Some time ago i requested a math forum but there did not seem to be enough interest. Recently i viewed some posts on other threads that supported this idea.

I am not now requesting the same thing but i wish to ask a question.

Question:

Can anyone one this board tell me the next number in this sequence?

{1,2,2,4,2........
Posted on 2002-08-21 22:06:34 by IwasTitan
There are too few numbers there to know exactly which the next number is. Here are some of my guesses:

6: (1),2,(2),4,(2),[6]
2: if the sequence is symmetric: 1,2,2,4,2,[2,1]
4: if the even numbers are twice as large as the previous number
Posted on 2002-08-22 01:03:12 by gliptic
4
Posted on 2002-08-22 01:51:23 by SpooK

Can anyone one this board tell me the next number in this sequence?

{1,2,2,4,2........

Looks like your are playing with primes :)

Primes: 2, 3, 5, 7, 11, 13, 17, 19, 23, 29, 31... etc.
Correct sequence: 1, 2, 2, 4, 2, 4, 2, 4, 6, 2... etc.

It's the difference between a prime and the next one.
Posted on 2002-08-22 02:53:39 by bazik
As fonzy would say ..."Correctamondo"

I wonder if the sequence is continued all numbers are even.

Problem 1 »
According to the forum thread, what does bazik say the correct sequence is formed from?
Problem 2 »
Rewrite the part of the forum thread starting at "It's the difference" and ending at "numbers are even.", swapping "even" for "odd".

Input data »
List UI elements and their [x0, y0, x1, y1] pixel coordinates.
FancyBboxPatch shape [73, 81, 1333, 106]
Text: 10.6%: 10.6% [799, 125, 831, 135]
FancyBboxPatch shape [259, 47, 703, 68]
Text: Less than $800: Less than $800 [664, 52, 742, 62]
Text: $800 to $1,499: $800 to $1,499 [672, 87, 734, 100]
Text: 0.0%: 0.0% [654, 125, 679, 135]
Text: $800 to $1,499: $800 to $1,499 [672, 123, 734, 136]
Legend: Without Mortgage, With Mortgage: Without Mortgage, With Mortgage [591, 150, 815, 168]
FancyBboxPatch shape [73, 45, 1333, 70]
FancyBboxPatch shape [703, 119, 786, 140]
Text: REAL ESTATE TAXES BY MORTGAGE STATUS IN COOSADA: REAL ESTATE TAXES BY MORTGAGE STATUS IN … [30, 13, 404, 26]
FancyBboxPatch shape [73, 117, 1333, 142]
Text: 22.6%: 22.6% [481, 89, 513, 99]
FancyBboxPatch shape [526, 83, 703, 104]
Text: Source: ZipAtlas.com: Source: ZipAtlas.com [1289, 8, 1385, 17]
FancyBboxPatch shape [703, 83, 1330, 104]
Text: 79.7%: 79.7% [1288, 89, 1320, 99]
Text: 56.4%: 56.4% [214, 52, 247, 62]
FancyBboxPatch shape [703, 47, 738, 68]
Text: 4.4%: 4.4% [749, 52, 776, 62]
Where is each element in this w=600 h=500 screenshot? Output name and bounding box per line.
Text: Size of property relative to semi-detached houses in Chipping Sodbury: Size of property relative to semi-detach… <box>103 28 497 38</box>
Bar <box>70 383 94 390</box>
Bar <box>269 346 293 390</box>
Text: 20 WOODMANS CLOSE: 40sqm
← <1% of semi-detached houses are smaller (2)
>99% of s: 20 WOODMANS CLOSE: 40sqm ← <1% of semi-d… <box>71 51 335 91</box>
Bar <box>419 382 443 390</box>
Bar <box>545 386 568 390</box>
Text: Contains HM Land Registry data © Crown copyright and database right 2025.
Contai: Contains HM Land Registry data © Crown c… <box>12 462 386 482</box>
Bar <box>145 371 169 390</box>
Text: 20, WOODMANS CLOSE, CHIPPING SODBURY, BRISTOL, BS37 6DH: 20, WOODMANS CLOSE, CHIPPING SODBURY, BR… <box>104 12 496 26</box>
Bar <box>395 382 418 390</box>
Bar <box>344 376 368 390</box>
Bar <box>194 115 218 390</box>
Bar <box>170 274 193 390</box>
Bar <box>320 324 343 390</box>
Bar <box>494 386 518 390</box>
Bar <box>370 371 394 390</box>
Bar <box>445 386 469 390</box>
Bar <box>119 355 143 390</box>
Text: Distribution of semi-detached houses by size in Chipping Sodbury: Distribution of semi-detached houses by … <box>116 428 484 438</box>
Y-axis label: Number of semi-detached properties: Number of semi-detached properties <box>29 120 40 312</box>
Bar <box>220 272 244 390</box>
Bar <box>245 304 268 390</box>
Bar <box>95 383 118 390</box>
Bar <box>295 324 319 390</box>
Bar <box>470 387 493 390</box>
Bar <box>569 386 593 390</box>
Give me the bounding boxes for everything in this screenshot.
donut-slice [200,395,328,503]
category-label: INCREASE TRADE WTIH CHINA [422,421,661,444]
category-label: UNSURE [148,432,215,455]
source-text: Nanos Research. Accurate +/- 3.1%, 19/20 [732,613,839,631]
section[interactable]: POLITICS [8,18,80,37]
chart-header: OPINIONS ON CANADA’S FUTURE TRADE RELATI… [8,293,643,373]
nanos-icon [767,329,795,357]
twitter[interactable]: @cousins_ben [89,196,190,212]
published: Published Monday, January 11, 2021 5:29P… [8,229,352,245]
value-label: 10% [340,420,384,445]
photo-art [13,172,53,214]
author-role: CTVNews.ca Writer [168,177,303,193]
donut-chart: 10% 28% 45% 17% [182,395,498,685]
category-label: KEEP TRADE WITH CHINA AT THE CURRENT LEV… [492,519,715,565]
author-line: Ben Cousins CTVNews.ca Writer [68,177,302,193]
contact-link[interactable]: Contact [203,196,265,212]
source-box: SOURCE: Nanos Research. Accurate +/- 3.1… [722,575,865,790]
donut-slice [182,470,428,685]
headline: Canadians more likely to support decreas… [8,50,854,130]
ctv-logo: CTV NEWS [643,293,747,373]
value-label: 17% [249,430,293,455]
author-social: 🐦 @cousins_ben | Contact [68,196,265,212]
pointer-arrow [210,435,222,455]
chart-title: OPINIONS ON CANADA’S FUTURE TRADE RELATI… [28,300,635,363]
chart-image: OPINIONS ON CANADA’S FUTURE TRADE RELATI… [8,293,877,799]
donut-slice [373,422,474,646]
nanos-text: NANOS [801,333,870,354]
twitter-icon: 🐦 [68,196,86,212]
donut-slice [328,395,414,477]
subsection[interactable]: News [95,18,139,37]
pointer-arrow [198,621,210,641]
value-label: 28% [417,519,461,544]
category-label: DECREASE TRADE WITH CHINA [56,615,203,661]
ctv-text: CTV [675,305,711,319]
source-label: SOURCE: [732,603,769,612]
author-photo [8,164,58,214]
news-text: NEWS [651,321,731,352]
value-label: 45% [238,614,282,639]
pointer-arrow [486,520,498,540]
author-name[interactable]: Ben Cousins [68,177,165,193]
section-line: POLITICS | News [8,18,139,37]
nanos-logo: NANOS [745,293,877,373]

Answer space 1 »
The difference between a prime and the next one.

Answer space 2 »
It's the difference between a prime and the next one.
Posted on 2002-08-22 02:53:39 by bazik
As fonzy would say ..."Correctamondo"

I wonder if the sequence is continued all numbers are odd.